Set task
Every record below should be printed exactly as given.
— start Material —
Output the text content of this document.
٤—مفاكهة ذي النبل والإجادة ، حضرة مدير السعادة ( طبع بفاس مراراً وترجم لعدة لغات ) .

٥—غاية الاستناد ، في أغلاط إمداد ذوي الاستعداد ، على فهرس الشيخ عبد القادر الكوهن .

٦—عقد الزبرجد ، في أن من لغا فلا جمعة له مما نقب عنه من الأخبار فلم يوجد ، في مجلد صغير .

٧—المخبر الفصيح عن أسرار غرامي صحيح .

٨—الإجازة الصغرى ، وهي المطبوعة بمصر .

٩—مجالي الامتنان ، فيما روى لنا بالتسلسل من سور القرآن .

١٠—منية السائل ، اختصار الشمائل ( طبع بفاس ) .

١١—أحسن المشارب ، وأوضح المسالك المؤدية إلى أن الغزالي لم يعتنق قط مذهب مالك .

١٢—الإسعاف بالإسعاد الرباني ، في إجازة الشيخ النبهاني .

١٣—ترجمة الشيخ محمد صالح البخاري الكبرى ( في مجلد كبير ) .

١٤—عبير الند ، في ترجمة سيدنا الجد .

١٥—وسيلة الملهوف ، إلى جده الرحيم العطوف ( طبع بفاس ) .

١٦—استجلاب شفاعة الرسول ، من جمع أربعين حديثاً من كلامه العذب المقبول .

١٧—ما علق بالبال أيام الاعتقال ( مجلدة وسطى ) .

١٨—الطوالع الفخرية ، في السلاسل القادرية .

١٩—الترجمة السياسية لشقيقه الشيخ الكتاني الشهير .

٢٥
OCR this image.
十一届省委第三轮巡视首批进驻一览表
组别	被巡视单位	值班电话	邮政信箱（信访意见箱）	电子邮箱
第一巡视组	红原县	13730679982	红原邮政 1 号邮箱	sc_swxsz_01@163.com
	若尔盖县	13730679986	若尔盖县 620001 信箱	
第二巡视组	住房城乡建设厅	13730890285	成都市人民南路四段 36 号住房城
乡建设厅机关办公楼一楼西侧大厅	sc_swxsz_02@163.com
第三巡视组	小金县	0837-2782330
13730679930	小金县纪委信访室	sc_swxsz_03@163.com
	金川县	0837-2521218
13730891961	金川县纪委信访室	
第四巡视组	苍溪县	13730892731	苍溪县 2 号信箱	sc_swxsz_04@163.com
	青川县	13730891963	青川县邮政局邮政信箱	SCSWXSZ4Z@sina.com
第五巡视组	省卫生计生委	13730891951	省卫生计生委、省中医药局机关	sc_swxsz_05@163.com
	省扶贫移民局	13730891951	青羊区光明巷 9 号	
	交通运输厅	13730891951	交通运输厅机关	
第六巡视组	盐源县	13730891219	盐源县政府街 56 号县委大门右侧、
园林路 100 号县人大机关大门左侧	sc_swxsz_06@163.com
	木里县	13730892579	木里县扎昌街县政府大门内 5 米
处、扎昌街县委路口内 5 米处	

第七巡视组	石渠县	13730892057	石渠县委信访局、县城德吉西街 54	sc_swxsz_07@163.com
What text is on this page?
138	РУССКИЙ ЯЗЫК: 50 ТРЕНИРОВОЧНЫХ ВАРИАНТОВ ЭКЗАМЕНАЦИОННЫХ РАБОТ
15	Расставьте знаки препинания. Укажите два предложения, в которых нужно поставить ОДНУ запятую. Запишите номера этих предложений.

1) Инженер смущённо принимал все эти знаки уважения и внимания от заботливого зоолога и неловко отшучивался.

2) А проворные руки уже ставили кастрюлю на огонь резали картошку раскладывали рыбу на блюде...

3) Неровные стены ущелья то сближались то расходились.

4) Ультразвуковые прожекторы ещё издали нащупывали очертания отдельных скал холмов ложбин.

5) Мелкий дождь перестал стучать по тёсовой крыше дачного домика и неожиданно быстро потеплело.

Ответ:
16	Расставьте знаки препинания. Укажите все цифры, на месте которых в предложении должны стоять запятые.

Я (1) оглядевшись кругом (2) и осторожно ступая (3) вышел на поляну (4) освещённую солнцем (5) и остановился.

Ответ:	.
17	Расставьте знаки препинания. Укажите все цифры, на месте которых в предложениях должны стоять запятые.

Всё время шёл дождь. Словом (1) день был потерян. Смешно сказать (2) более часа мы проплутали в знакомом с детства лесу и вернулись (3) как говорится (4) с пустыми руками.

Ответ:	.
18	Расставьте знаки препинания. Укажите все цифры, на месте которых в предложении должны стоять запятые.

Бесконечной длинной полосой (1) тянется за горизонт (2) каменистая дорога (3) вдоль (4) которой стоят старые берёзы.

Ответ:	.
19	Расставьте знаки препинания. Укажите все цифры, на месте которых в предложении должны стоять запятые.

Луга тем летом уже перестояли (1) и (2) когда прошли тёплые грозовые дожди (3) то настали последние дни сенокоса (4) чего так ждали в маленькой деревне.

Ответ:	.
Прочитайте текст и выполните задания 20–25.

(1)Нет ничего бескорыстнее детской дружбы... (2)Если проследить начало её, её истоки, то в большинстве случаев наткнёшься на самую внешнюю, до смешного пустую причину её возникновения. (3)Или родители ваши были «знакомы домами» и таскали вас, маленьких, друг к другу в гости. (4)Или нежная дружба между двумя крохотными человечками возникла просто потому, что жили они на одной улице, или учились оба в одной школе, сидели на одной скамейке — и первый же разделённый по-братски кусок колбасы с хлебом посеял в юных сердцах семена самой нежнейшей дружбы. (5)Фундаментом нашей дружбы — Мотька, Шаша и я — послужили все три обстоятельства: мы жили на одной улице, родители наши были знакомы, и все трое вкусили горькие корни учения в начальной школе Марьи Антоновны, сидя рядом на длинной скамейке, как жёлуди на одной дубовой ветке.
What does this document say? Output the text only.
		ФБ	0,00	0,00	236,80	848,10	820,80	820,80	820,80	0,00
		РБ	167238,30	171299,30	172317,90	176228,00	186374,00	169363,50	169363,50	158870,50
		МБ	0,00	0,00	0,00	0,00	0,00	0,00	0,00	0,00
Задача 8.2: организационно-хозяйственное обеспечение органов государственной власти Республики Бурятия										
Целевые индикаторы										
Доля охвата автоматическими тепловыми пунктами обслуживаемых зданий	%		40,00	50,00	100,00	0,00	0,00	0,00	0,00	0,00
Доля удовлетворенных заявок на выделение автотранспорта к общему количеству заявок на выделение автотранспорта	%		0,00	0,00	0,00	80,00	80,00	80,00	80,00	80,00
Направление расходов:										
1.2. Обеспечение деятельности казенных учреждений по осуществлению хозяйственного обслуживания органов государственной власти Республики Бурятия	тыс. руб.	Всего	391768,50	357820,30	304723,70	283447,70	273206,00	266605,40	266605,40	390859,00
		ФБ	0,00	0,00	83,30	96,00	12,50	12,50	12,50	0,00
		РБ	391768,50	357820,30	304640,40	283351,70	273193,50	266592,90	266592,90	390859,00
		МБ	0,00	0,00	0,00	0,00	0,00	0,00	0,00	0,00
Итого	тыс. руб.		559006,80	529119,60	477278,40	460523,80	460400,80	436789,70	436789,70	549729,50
— end Material —
Result of this exercise
Output the text content of this document.
٤—مفاكهة ذي النبل والإجادة ، حضرة مدير السعادة ( طبع بفاس مراراً وترجم لعدة لغات ) .

٥—غاية الاستناد ، في أغلاط إمداد ذوي الاستعداد ، على فهرس الشيخ عبد القادر الكوهن .

٦—عقد الزبرجد ، في أن من لغا فلا جمعة له مما نقب عنه من الأخبار فلم يوجد ، في مجلد صغير .

٧—المخبر الفصيح عن أسرار غرامي صحيح .

٨—الإجازة الصغرى ، وهي المطبوعة بمصر .

٩—مجالي الامتنان ، فيما روى لنا بالتسلسل من سور القرآن .

١٠—منية السائل ، اختصار الشمائل ( طبع بفاس ) .

١١—أحسن المشارب ، وأوضح المسالك المؤدية إلى أن الغزالي لم يعتنق قط مذهب مالك .

١٢—الإسعاف بالإسعاد الرباني ، في إجازة الشيخ النبهاني .

١٣—ترجمة الشيخ محمد صالح البخاري الكبرى ( في مجلد كبير ) .

١٤—عبير الند ، في ترجمة سيدنا الجد .

١٥—وسيلة الملهوف ، إلى جده الرحيم العطوف ( طبع بفاس ) .

١٦—استجلاب شفاعة الرسول ، من جمع أربعين حديثاً من كلامه العذب المقبول .

١٧—ما علق بالبال أيام الاعتقال ( مجلدة وسطى ) .

١٨—الطوالع الفخرية ، في السلاسل القادرية .

١٩—الترجمة السياسية لشقيقه الشيخ الكتاني الشهير .

٢٥
OCR this image.
十一届省委第三轮巡视首批进驻一览表
组别	被巡视单位	值班电话	邮政信箱（信访意见箱）	电子邮箱
第一巡视组	红原县	13730679982	红原邮政 1 号邮箱	sc_swxsz_01@163.com
	若尔盖县	13730679986	若尔盖县 620001 信箱	
第二巡视组	住房城乡建设厅	13730890285	成都市人民南路四段 36 号住房城
乡建设厅机关办公楼一楼西侧大厅	sc_swxsz_02@163.com
第三巡视组	小金县	0837-2782330
13730679930	小金县纪委信访室	sc_swxsz_03@163.com
	金川县	0837-2521218
13730891961	金川县纪委信访室	
第四巡视组	苍溪县	13730892731	苍溪县 2 号信箱	sc_swxsz_04@163.com
	青川县	13730891963	青川县邮政局邮政信箱	SCSWXSZ4Z@sina.com
第五巡视组	省卫生计生委	13730891951	省卫生计生委、省中医药局机关	sc_swxsz_05@163.com
	省扶贫移民局	13730891951	青羊区光明巷 9 号	
	交通运输厅	13730891951	交通运输厅机关	
第六巡视组	盐源县	13730891219	盐源县政府街 56 号县委大门右侧、
园林路 100 号县人大机关大门左侧	sc_swxsz_06@163.com
	木里县	13730892579	木里县扎昌街县政府大门内 5 米
处、扎昌街县委路口内 5 米处	

第七巡视组	石渠县	13730892057	石渠县委信访局、县城德吉西街 54	sc_swxsz_07@163.com
What text is on this page?
138	РУССКИЙ ЯЗЫК: 50 ТРЕНИРОВОЧНЫХ ВАРИАНТОВ ЭКЗАМЕНАЦИОННЫХ РАБОТ
15	Расставьте знаки препинания. Укажите два предложения, в которых нужно поставить ОДНУ запятую. Запишите номера этих предложений.

1) Инженер смущённо принимал все эти знаки уважения и внимания от заботливого зоолога и неловко отшучивался.

2) А проворные руки уже ставили кастрюлю на огонь резали картошку раскладывали рыбу на блюде...

3) Неровные стены ущелья то сближались то расходились.

4) Ультразвуковые прожекторы ещё издали нащупывали очертания отдельных скал холмов ложбин.

5) Мелкий дождь перестал стучать по тёсовой крыше дачного домика и неожиданно быстро потеплело.

Ответ:
16	Расставьте знаки препинания. Укажите все цифры, на месте которых в предложении должны стоять запятые.

Я (1) оглядевшись кругом (2) и осторожно ступая (3) вышел на поляну (4) освещённую солнцем (5) и остановился.

Ответ:	.
17	Расставьте знаки препинания. Укажите все цифры, на месте которых в предложениях должны стоять запятые.

Всё время шёл дождь. Словом (1) день был потерян. Смешно сказать (2) более часа мы проплутали в знакомом с детства лесу и вернулись (3) как говорится (4) с пустыми руками.

Ответ:	.
18	Расставьте знаки препинания. Укажите все цифры, на месте которых в предложении должны стоять запятые.

Бесконечной длинной полосой (1) тянется за горизонт (2) каменистая дорога (3) вдоль (4) которой стоят старые берёзы.

Ответ:	.
19	Расставьте знаки препинания. Укажите все цифры, на месте которых в предложении должны стоять запятые.

Луга тем летом уже перестояли (1) и (2) когда прошли тёплые грозовые дожди (3) то настали последние дни сенокоса (4) чего так ждали в маленькой деревне.

Ответ:	.
Прочитайте текст и выполните задания 20–25.

(1)Нет ничего бескорыстнее детской дружбы... (2)Если проследить начало её, её истоки, то в большинстве случаев наткнёшься на самую внешнюю, до смешного пустую причину её возникновения. (3)Или родители ваши были «знакомы домами» и таскали вас, маленьких, друг к другу в гости. (4)Или нежная дружба между двумя крохотными человечками возникла просто потому, что жили они на одной улице, или учились оба в одной школе, сидели на одной скамейке — и первый же разделённый по-братски кусок колбасы с хлебом посеял в юных сердцах семена самой нежнейшей дружбы. (5)Фундаментом нашей дружбы — Мотька, Шаша и я — послужили все три обстоятельства: мы жили на одной улице, родители наши были знакомы, и все трое вкусили горькие корни учения в начальной школе Марьи Антоновны, сидя рядом на длинной скамейке, как жёлуди на одной дубовой ветке.
What does this document say? Output the text only.
		ФБ	0,00	0,00	236,80	848,10	820,80	820,80	820,80	0,00
		РБ	167238,30	171299,30	172317,90	176228,00	186374,00	169363,50	169363,50	158870,50
		МБ	0,00	0,00	0,00	0,00	0,00	0,00	0,00	0,00
Задача 8.2: организационно-хозяйственное обеспечение органов государственной власти Республики Бурятия										
Целевые индикаторы										
Доля охвата автоматическими тепловыми пунктами обслуживаемых зданий	%		40,00	50,00	100,00	0,00	0,00	0,00	0,00	0,00
Доля удовлетворенных заявок на выделение автотранспорта к общему количеству заявок на выделение автотранспорта	%		0,00	0,00	0,00	80,00	80,00	80,00	80,00	80,00
Направление расходов:										
1.2. Обеспечение деятельности казенных учреждений по осуществлению хозяйственного обслуживания органов государственной власти Республики Бурятия	тыс. руб.	Всего	391768,50	357820,30	304723,70	283447,70	273206,00	266605,40	266605,40	390859,00
		ФБ	0,00	0,00	83,30	96,00	12,50	12,50	12,50	0,00
		РБ	391768,50	357820,30	304640,40	283351,70	273193,50	266592,90	266592,90	390859,00
		МБ	0,00	0,00	0,00	0,00	0,00	0,00	0,00	0,00
Итого	тыс. руб.		559006,80	529119,60	477278,40	460523,80	460400,80	436789,70	436789,70	549729,50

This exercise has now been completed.